** Begin Supplied material **

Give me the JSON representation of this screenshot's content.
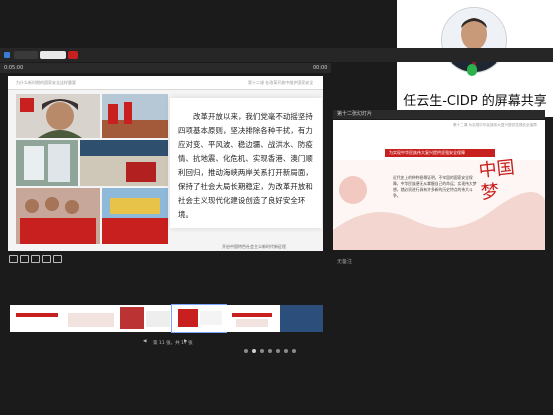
{
  "share": {
    "presenter_label": "任云生-CIDP 的屏幕共享"
  },
  "presenter": {
    "time_left": "0:05:00",
    "time_right": "00:00"
  },
  "main_slide": {
    "header_left": "为什么新时期的国家安全这样重要",
    "header_right": "第十二课 在改革开放中维护国家安全",
    "body": "改革开放以来，我们党毫不动摇坚持四项基本原则，坚决排除各种干扰，有力应对变、平风波、稳边疆、战洪水、防疫情、抗地震、化危机、实现香港、澳门顺利回归，推动海峡两岸关系打开新局面，保持了社会大局长期稳定，为改革开放和社会主义现代化建设创造了良好安全环境。",
    "footer": "开启中国特色社会主义新时代新征程"
  },
  "right_panel": {
    "header": "第十二张幻灯片",
    "slide_header": "第十二课 为实现中华民族伟大复兴提供坚强安全保障",
    "banner": "为实现中华民族伟大复兴提供坚强安全保障",
    "calligraphy": "中国梦",
    "body": "近代史上的种种屈辱证明，不牢固的国家安全保障，中华民族便无从掌握自己的命运；实现伟大梦想，就必须进行具有许多新的历史特点的伟大斗争。",
    "note_label": "无备注"
  },
  "pager": {
    "text": "第 11 张，共 17 张"
  },
  "colors": {
    "accent_red": "#c8201e",
    "mic_green": "#2bb24c"
  }
}
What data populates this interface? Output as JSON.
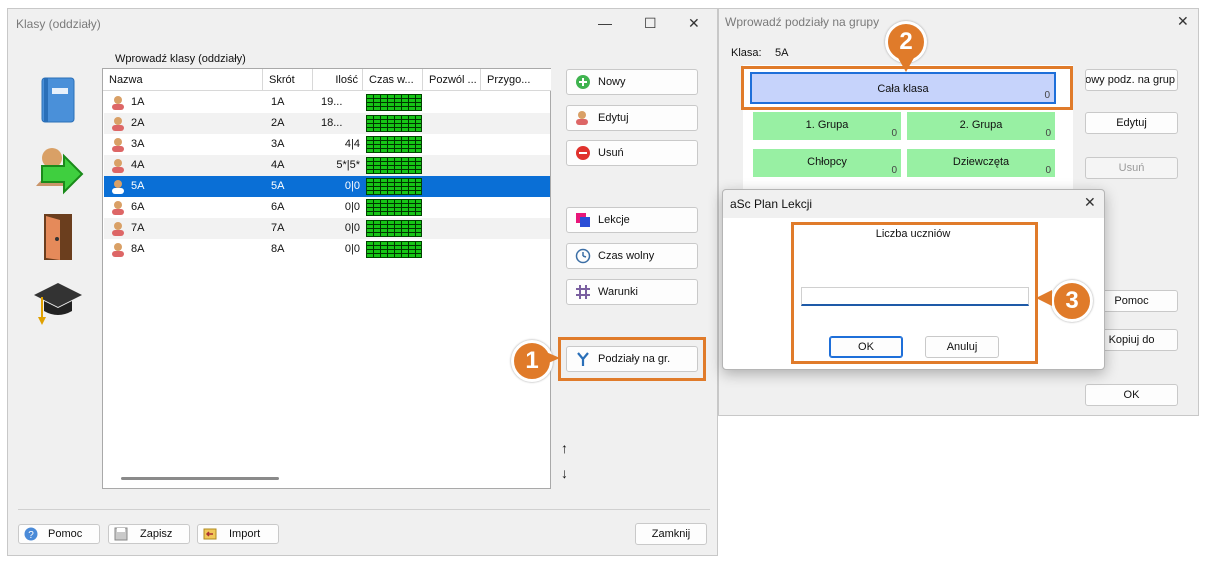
{
  "left_window": {
    "title": "Klasy (oddziały)",
    "grid_caption": "Wprowadź klasy (oddziały)",
    "columns": [
      "Nazwa",
      "Skrót",
      "Ilość",
      "Czas w...",
      "Pozwól ...",
      "Przygo..."
    ],
    "rows": [
      {
        "name": "1A",
        "short": "1A",
        "count": "19..."
      },
      {
        "name": "2A",
        "short": "2A",
        "count": "18..."
      },
      {
        "name": "3A",
        "short": "3A",
        "count": "4|4"
      },
      {
        "name": "4A",
        "short": "4A",
        "count": "5*|5*"
      },
      {
        "name": "5A",
        "short": "5A",
        "count": "0|0"
      },
      {
        "name": "6A",
        "short": "6A",
        "count": "0|0"
      },
      {
        "name": "7A",
        "short": "7A",
        "count": "0|0"
      },
      {
        "name": "8A",
        "short": "8A",
        "count": "0|0"
      }
    ],
    "selected_row": "5A",
    "buttons": {
      "new": "Nowy",
      "edit": "Edytuj",
      "delete": "Usuń",
      "lessons": "Lekcje",
      "free_time": "Czas wolny",
      "conditions": "Warunki",
      "group_divisions": "Podziały na gr."
    },
    "arrows": {
      "up": "↑",
      "down": "↓"
    },
    "footer": {
      "help": "Pomoc",
      "save": "Zapisz",
      "import": "Import",
      "close": "Zamknij"
    }
  },
  "right_window": {
    "title": "Wprowadź podziały na grupy",
    "class_label": "Klasa:",
    "class_value": "5A",
    "whole_class": {
      "label": "Cała klasa",
      "count": "0"
    },
    "groups": [
      {
        "label": "1. Grupa",
        "count": "0"
      },
      {
        "label": "2. Grupa",
        "count": "0"
      },
      {
        "label": "Chłopcy",
        "count": "0"
      },
      {
        "label": "Dziewczęta",
        "count": "0"
      }
    ],
    "buttons": {
      "new_division": "owy podz. na grup",
      "edit": "Edytuj",
      "delete": "Usuń",
      "help": "Pomoc",
      "copy_to": "Kopiuj do",
      "ok": "OK"
    }
  },
  "dialog": {
    "title": "aSc Plan Lekcji",
    "prompt": "Liczba uczniów",
    "input_value": "",
    "ok": "OK",
    "cancel": "Anuluj"
  },
  "callouts": [
    "1",
    "2",
    "3"
  ],
  "colors": {
    "accent_orange": "#e07b2a",
    "selection_blue": "#0a6fd6",
    "group_green": "#98f0a3",
    "whole_class_blue": "#c6d3fb"
  }
}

** End Supplied material **

▶ [Exercise] Transcribe the listing in full. Omit the pictures and keep every line exact.

▶ [Result]
Give me the JSON representation of this screenshot's content.
{
  "share": {
    "presenter_label": "任云生-CIDP 的屏幕共享"
  },
  "presenter": {
    "time_left": "0:05:00",
    "time_right": "00:00"
  },
  "main_slide": {
    "header_left": "为什么新时期的国家安全这样重要",
    "header_right": "第十二课 在改革开放中维护国家安全",
    "body": "改革开放以来，我们党毫不动摇坚持四项基本原则，坚决排除各种干扰，有力应对变、平风波、稳边疆、战洪水、防疫情、抗地震、化危机、实现香港、澳门顺利回归，推动海峡两岸关系打开新局面，保持了社会大局长期稳定，为改革开放和社会主义现代化建设创造了良好安全环境。",
    "footer": "开启中国特色社会主义新时代新征程"
  },
  "right_panel": {
    "header": "第十二张幻灯片",
    "slide_header": "第十二课 为实现中华民族伟大复兴提供坚强安全保障",
    "banner": "为实现中华民族伟大复兴提供坚强安全保障",
    "calligraphy": "中国梦",
    "body": "近代史上的种种屈辱证明，不牢固的国家安全保障，中华民族便无从掌握自己的命运；实现伟大梦想，就必须进行具有许多新的历史特点的伟大斗争。",
    "note_label": "无备注"
  },
  "pager": {
    "text": "第 11 张，共 17 张"
  },
  "colors": {
    "accent_red": "#c8201e",
    "mic_green": "#2bb24c"
  }
}
What data populates this interface? Output as JSON.
{
  "left_window": {
    "title": "Klasy (oddziały)",
    "grid_caption": "Wprowadź klasy (oddziały)",
    "columns": [
      "Nazwa",
      "Skrót",
      "Ilość",
      "Czas w...",
      "Pozwól ...",
      "Przygo..."
    ],
    "rows": [
      {
        "name": "1A",
        "short": "1A",
        "count": "19..."
      },
      {
        "name": "2A",
        "short": "2A",
        "count": "18..."
      },
      {
        "name": "3A",
        "short": "3A",
        "count": "4|4"
      },
      {
        "name": "4A",
        "short": "4A",
        "count": "5*|5*"
      },
      {
        "name": "5A",
        "short": "5A",
        "count": "0|0"
      },
      {
        "name": "6A",
        "short": "6A",
        "count": "0|0"
      },
      {
        "name": "7A",
        "short": "7A",
        "count": "0|0"
      },
      {
        "name": "8A",
        "short": "8A",
        "count": "0|0"
      }
    ],
    "selected_row": "5A",
    "buttons": {
      "new": "Nowy",
      "edit": "Edytuj",
      "delete": "Usuń",
      "lessons": "Lekcje",
      "free_time": "Czas wolny",
      "conditions": "Warunki",
      "group_divisions": "Podziały na gr."
    },
    "arrows": {
      "up": "↑",
      "down": "↓"
    },
    "footer": {
      "help": "Pomoc",
      "save": "Zapisz",
      "import": "Import",
      "close": "Zamknij"
    }
  },
  "right_window": {
    "title": "Wprowadź podziały na grupy",
    "class_label": "Klasa:",
    "class_value": "5A",
    "whole_class": {
      "label": "Cała klasa",
      "count": "0"
    },
    "groups": [
      {
        "label": "1. Grupa",
        "count": "0"
      },
      {
        "label": "2. Grupa",
        "count": "0"
      },
      {
        "label": "Chłopcy",
        "count": "0"
      },
      {
        "label": "Dziewczęta",
        "count": "0"
      }
    ],
    "buttons": {
      "new_division": "owy podz. na grup",
      "edit": "Edytuj",
      "delete": "Usuń",
      "help": "Pomoc",
      "copy_to": "Kopiuj do",
      "ok": "OK"
    }
  },
  "dialog": {
    "title": "aSc Plan Lekcji",
    "prompt": "Liczba uczniów",
    "input_value": "",
    "ok": "OK",
    "cancel": "Anuluj"
  },
  "callouts": [
    "1",
    "2",
    "3"
  ],
  "colors": {
    "accent_orange": "#e07b2a",
    "selection_blue": "#0a6fd6",
    "group_green": "#98f0a3",
    "whole_class_blue": "#c6d3fb"
  }
}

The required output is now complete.